_DIRECTIONS FOR THIS TASK_.
Across the entries below, how many lines contain the word "JSON"? Give the number alone.

_ENTRIES SUPPLIED_.
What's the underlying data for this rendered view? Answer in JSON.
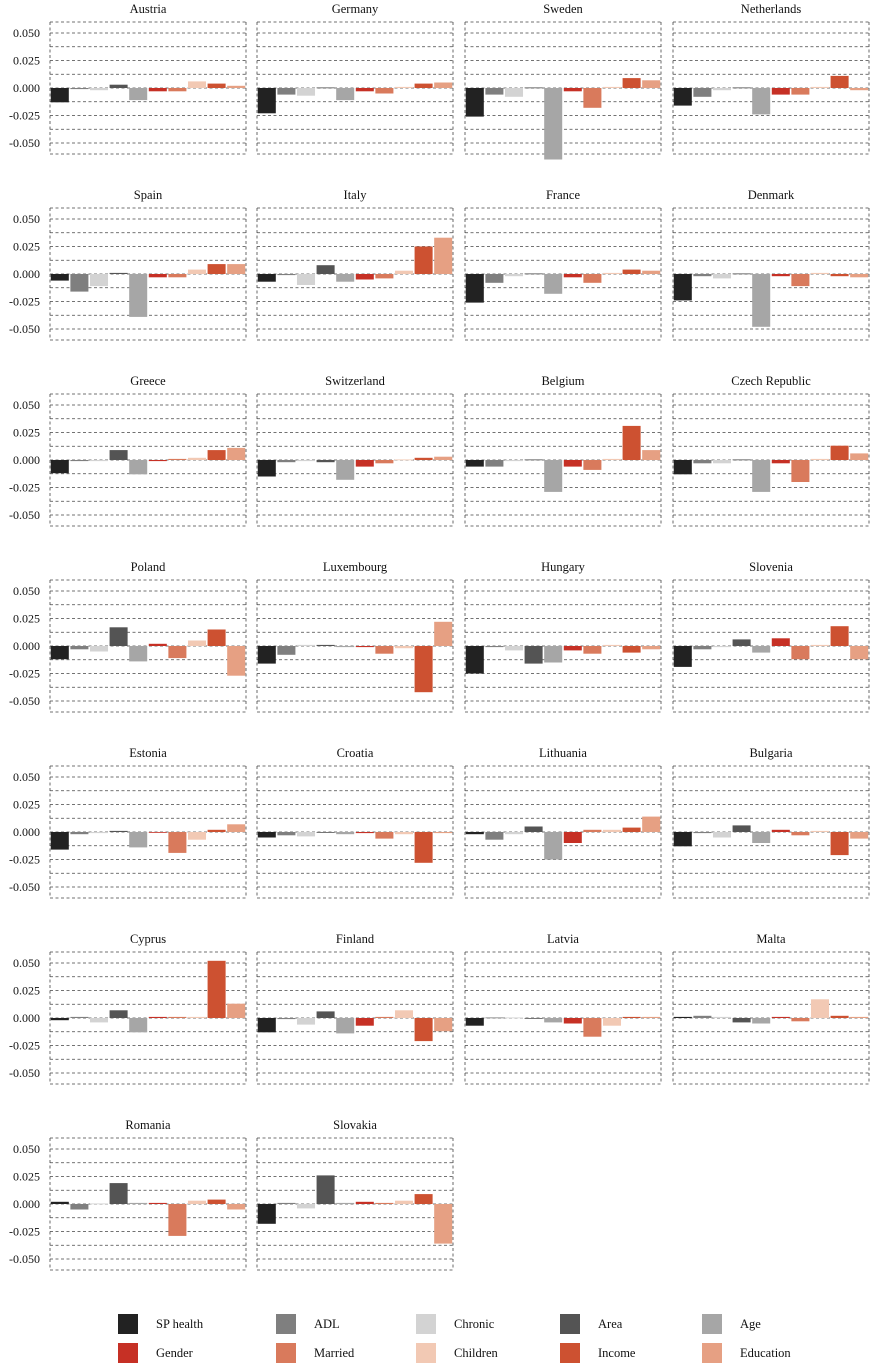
{
  "chart_data": {
    "type": "bar",
    "ylim": [
      -0.06,
      0.06
    ],
    "y_ticks": [
      "0.050",
      "0.025",
      "0.000",
      "-0.025",
      "-0.050"
    ],
    "y_tick_values": [
      0.05,
      0.025,
      0,
      -0.025,
      -0.05
    ],
    "grid": true,
    "legend_position": "bottom",
    "series": [
      {
        "name": "SP health",
        "color": "#222222"
      },
      {
        "name": "ADL",
        "color": "#7f7f7f"
      },
      {
        "name": "Chronic",
        "color": "#d3d3d3"
      },
      {
        "name": "Area",
        "color": "#545454"
      },
      {
        "name": "Age",
        "color": "#a6a6a6"
      },
      {
        "name": "Gender",
        "color": "#c63025"
      },
      {
        "name": "Married",
        "color": "#d97a5c"
      },
      {
        "name": "Children",
        "color": "#f2c9b4"
      },
      {
        "name": "Income",
        "color": "#cd5131"
      },
      {
        "name": "Education",
        "color": "#e6a083"
      }
    ],
    "panels": [
      {
        "title": "Austria",
        "values": [
          -0.013,
          -0.001,
          -0.002,
          0.003,
          -0.011,
          -0.003,
          -0.003,
          0.006,
          0.004,
          0.002
        ]
      },
      {
        "title": "Germany",
        "values": [
          -0.023,
          -0.006,
          -0.007,
          0.0005,
          -0.011,
          -0.003,
          -0.005,
          0.001,
          0.004,
          0.005
        ]
      },
      {
        "title": "Sweden",
        "values": [
          -0.026,
          -0.006,
          -0.008,
          0.0005,
          -0.065,
          -0.003,
          -0.018,
          0.001,
          0.009,
          0.007
        ]
      },
      {
        "title": "Netherlands",
        "values": [
          -0.016,
          -0.008,
          -0.002,
          0.0005,
          -0.024,
          -0.006,
          -0.006,
          0.001,
          0.011,
          -0.002
        ]
      },
      {
        "title": "Spain",
        "values": [
          -0.006,
          -0.016,
          -0.011,
          0.001,
          -0.039,
          -0.003,
          -0.003,
          0.004,
          0.009,
          0.009
        ]
      },
      {
        "title": "Italy",
        "values": [
          -0.007,
          -0.001,
          -0.01,
          0.008,
          -0.007,
          -0.005,
          -0.004,
          0.003,
          0.025,
          0.033
        ]
      },
      {
        "title": "France",
        "values": [
          -0.026,
          -0.008,
          -0.002,
          0.0005,
          -0.018,
          -0.003,
          -0.008,
          0.001,
          0.004,
          0.003
        ]
      },
      {
        "title": "Denmark",
        "values": [
          -0.024,
          -0.002,
          -0.004,
          0.0005,
          -0.048,
          -0.002,
          -0.011,
          0.001,
          -0.002,
          -0.003
        ]
      },
      {
        "title": "Greece",
        "values": [
          -0.012,
          -0.001,
          -0.001,
          0.009,
          -0.013,
          -0.001,
          0.001,
          0.002,
          0.009,
          0.011
        ]
      },
      {
        "title": "Switzerland",
        "values": [
          -0.015,
          -0.002,
          -0.001,
          -0.002,
          -0.018,
          -0.006,
          -0.003,
          0.0005,
          0.002,
          0.003
        ]
      },
      {
        "title": "Belgium",
        "values": [
          -0.006,
          -0.006,
          -0.001,
          0.0005,
          -0.029,
          -0.006,
          -0.009,
          0.001,
          0.031,
          0.009
        ]
      },
      {
        "title": "Czech Republic",
        "values": [
          -0.013,
          -0.003,
          -0.003,
          0.0005,
          -0.029,
          -0.003,
          -0.02,
          0.001,
          0.013,
          0.006
        ]
      },
      {
        "title": "Poland",
        "values": [
          -0.012,
          -0.003,
          -0.005,
          0.017,
          -0.014,
          0.002,
          -0.011,
          0.005,
          0.015,
          -0.027
        ]
      },
      {
        "title": "Luxembourg",
        "values": [
          -0.016,
          -0.008,
          0.001,
          0.001,
          -0.001,
          -0.001,
          -0.007,
          -0.002,
          -0.042,
          0.022
        ]
      },
      {
        "title": "Hungary",
        "values": [
          -0.025,
          -0.001,
          -0.004,
          -0.016,
          -0.015,
          -0.004,
          -0.007,
          0.001,
          -0.006,
          -0.003
        ]
      },
      {
        "title": "Slovenia",
        "values": [
          -0.019,
          -0.003,
          -0.001,
          0.006,
          -0.006,
          0.007,
          -0.012,
          0.001,
          0.018,
          -0.012
        ]
      },
      {
        "title": "Estonia",
        "values": [
          -0.016,
          -0.002,
          -0.001,
          0.001,
          -0.014,
          -0.0005,
          -0.019,
          -0.007,
          0.002,
          0.007
        ]
      },
      {
        "title": "Croatia",
        "values": [
          -0.005,
          -0.003,
          -0.004,
          -0.0005,
          -0.002,
          -0.001,
          -0.006,
          -0.002,
          -0.028,
          -0.001
        ]
      },
      {
        "title": "Lithuania",
        "values": [
          -0.002,
          -0.007,
          -0.002,
          0.005,
          -0.025,
          -0.01,
          0.002,
          0.002,
          0.004,
          0.014
        ]
      },
      {
        "title": "Bulgaria",
        "values": [
          -0.013,
          -0.001,
          -0.005,
          0.006,
          -0.01,
          0.002,
          -0.003,
          0.001,
          -0.021,
          -0.006
        ]
      },
      {
        "title": "Cyprus",
        "values": [
          -0.002,
          0.001,
          -0.004,
          0.007,
          -0.013,
          0.001,
          0.001,
          0.001,
          0.052,
          0.013
        ]
      },
      {
        "title": "Finland",
        "values": [
          -0.013,
          -0.001,
          -0.006,
          0.006,
          -0.014,
          -0.007,
          0.001,
          0.007,
          -0.021,
          -0.012
        ]
      },
      {
        "title": "Latvia",
        "values": [
          -0.007,
          0.0005,
          0.0005,
          -0.0005,
          -0.004,
          -0.005,
          -0.017,
          -0.007,
          0.001,
          0.001
        ]
      },
      {
        "title": "Malta",
        "values": [
          0.001,
          0.002,
          0.001,
          -0.004,
          -0.005,
          0.001,
          -0.003,
          0.017,
          0.002,
          0.001
        ]
      },
      {
        "title": "Romania",
        "values": [
          0.002,
          -0.005,
          0.0005,
          0.019,
          0.001,
          0.001,
          -0.029,
          0.003,
          0.004,
          -0.005
        ]
      },
      {
        "title": "Slovakia",
        "values": [
          -0.018,
          0.001,
          -0.004,
          0.026,
          0.001,
          0.002,
          0.001,
          0.003,
          0.009,
          -0.036
        ]
      }
    ]
  }
}
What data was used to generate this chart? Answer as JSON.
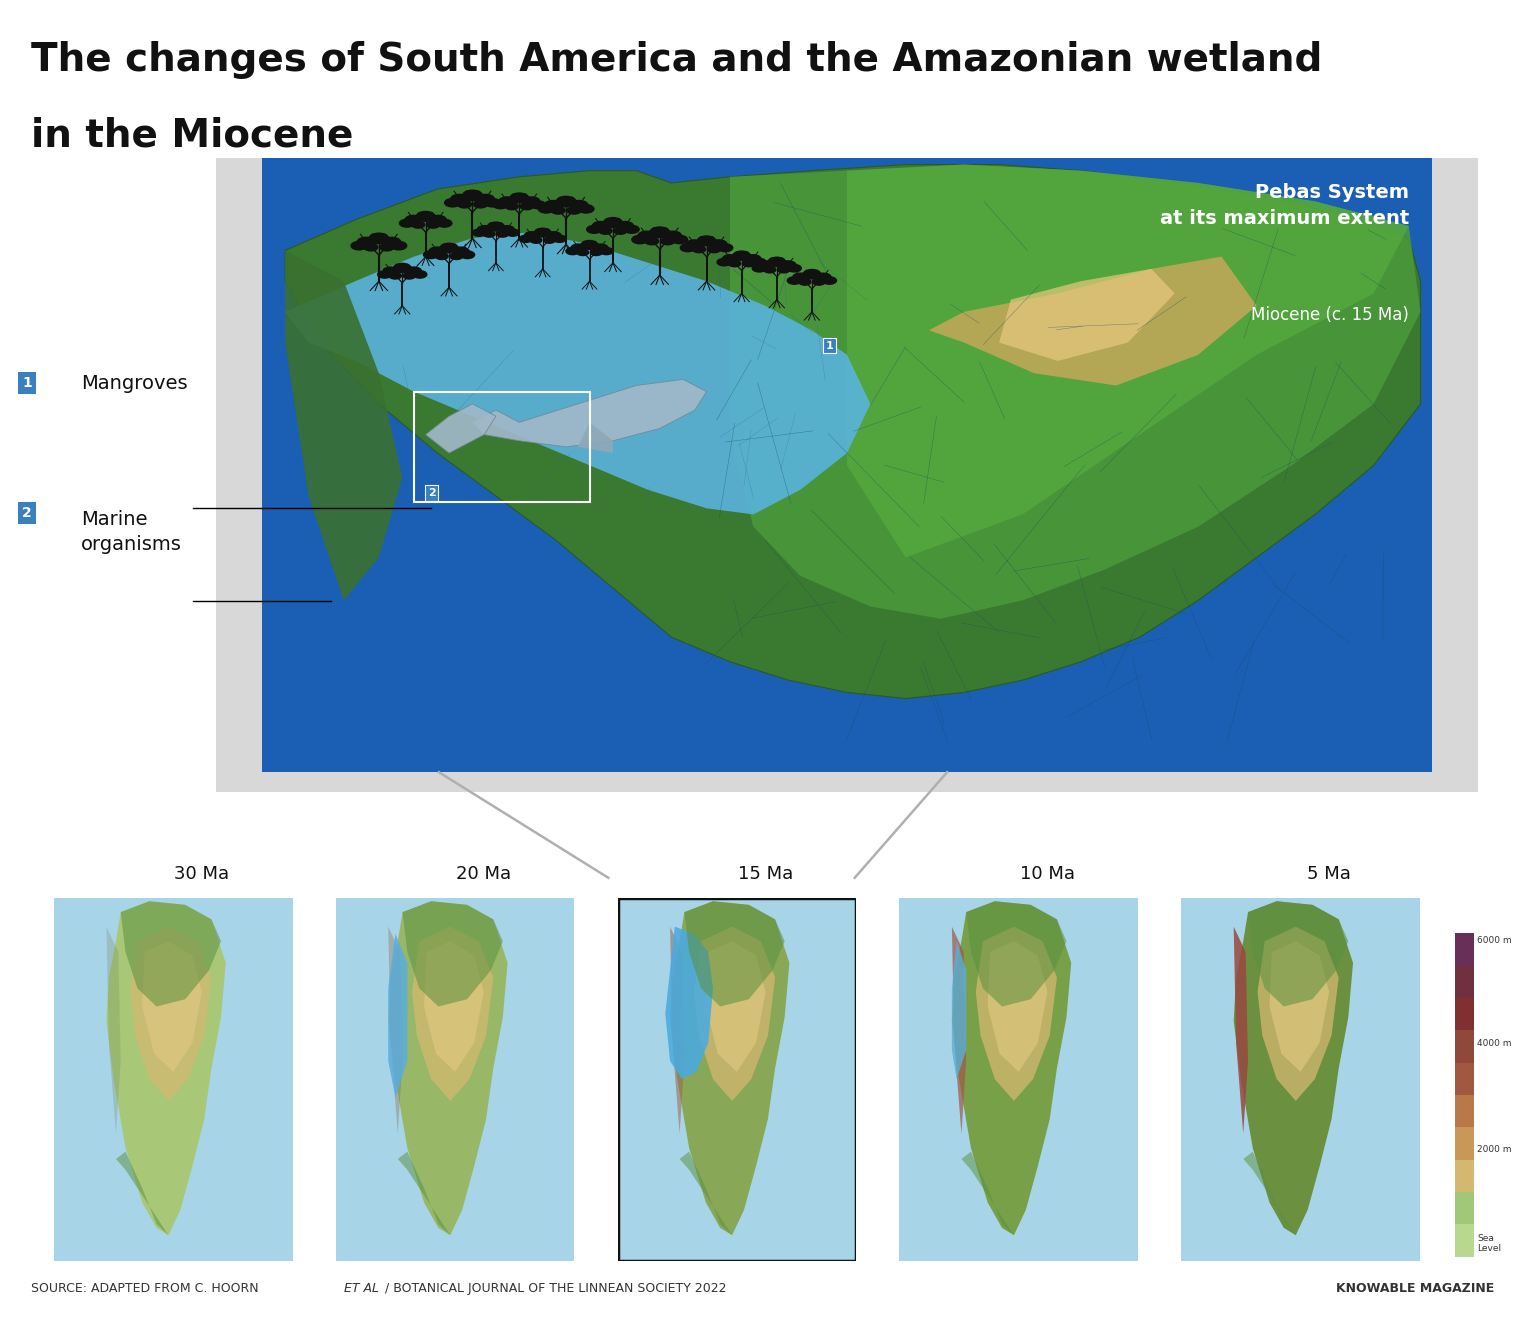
{
  "title_line1": "The changes of South America and the Amazonian wetland",
  "title_line2": "in the Miocene",
  "title_fontsize": 28,
  "title_color": "#111111",
  "bg_color": "#ffffff",
  "top_bar_color": "#b8d8e0",
  "pebas_title": "Pebas System\nat its maximum extent",
  "pebas_subtitle": "Miocene (c. 15 Ma)",
  "pebas_text_color": "#ffffff",
  "label1_box_color": "#4a90c4",
  "label2_box_color": "#4a90c4",
  "label1_text": "Mangroves",
  "label2_text": "Marine\norganisms",
  "map_labels": [
    "30 Ma",
    "20 Ma",
    "15 Ma",
    "10 Ma",
    "5 Ma"
  ],
  "highlighted_map_index": 2,
  "source_right": "KNOWABLE MAGAZINE",
  "footer_color": "#333333",
  "footer_fontsize": 9,
  "ocean_color_main": "#1a5fb4",
  "land_green_dark": "#2d6a2d",
  "land_green_mid": "#5a9a3a",
  "land_tan": "#c4a862",
  "water_light": "#5bb8e8",
  "andes_brown": "#8b5e3c",
  "panel_bg": "#d8d8d8",
  "small_map_ocean": "#a8d4e8"
}
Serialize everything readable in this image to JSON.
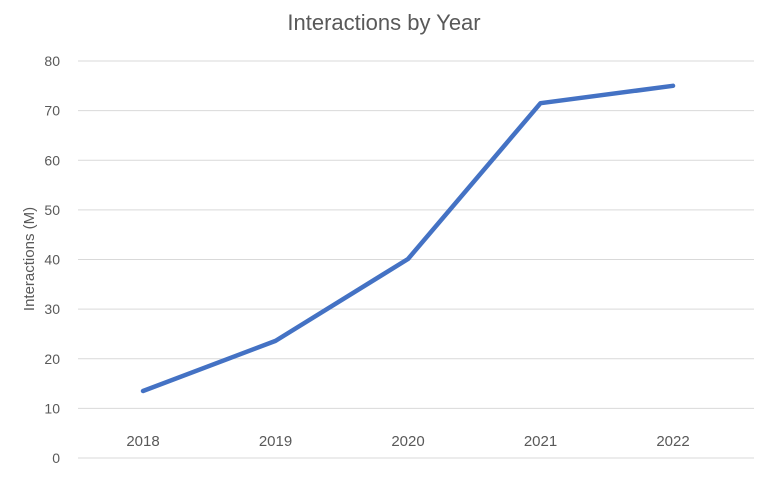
{
  "chart_data": {
    "type": "line",
    "title": "Interactions by Year",
    "xlabel": "",
    "ylabel": "Interactions (M)",
    "categories": [
      "2018",
      "2019",
      "2020",
      "2021",
      "2022"
    ],
    "ylim": [
      0,
      80
    ],
    "yticks": [
      0,
      10,
      20,
      30,
      40,
      50,
      60,
      70,
      80
    ],
    "grid": true,
    "legend": "none",
    "series": [
      {
        "values": [
          13.5,
          23.6,
          40.1,
          71.5,
          75.0
        ],
        "color": "#4472C4"
      }
    ],
    "colors": {
      "title": "#595959",
      "axis_text": "#595959",
      "grid": "#d9d9d9"
    }
  }
}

_TASK OUTPUT_.
3